Chart and figure data:
····················
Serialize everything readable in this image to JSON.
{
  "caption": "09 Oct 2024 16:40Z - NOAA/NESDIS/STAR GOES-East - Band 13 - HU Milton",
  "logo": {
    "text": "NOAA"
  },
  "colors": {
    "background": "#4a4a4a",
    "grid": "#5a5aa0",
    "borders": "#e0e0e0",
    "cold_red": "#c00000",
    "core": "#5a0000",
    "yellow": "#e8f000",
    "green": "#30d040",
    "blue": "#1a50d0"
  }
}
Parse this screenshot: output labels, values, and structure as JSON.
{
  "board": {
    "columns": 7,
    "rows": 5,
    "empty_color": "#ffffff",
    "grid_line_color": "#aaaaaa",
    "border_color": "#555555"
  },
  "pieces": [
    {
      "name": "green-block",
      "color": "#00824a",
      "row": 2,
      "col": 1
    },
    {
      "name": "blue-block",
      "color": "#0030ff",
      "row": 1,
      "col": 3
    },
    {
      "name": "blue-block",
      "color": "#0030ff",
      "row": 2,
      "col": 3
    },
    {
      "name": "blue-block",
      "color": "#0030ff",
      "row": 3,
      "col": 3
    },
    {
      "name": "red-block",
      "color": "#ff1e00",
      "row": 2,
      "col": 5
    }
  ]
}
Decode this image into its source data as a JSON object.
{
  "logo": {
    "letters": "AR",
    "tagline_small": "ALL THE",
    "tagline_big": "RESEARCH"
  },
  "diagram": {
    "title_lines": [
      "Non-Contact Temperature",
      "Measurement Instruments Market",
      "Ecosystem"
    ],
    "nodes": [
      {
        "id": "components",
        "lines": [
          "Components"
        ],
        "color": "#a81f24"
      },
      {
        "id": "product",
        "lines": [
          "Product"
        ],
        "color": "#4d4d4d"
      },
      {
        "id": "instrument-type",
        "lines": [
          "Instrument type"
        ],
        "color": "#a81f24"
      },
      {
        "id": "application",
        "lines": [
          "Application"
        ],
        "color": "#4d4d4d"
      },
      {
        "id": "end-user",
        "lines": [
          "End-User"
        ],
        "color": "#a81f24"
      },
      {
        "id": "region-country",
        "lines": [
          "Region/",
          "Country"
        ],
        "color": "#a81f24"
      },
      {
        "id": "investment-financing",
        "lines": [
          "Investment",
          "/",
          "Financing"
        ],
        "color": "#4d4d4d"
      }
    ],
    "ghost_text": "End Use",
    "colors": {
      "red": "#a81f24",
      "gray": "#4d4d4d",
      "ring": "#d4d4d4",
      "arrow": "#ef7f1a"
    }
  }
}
····················
What the exercise asks: State how many lines of the listing above include the word "JSON". Give nothing but the number.

Reply: 3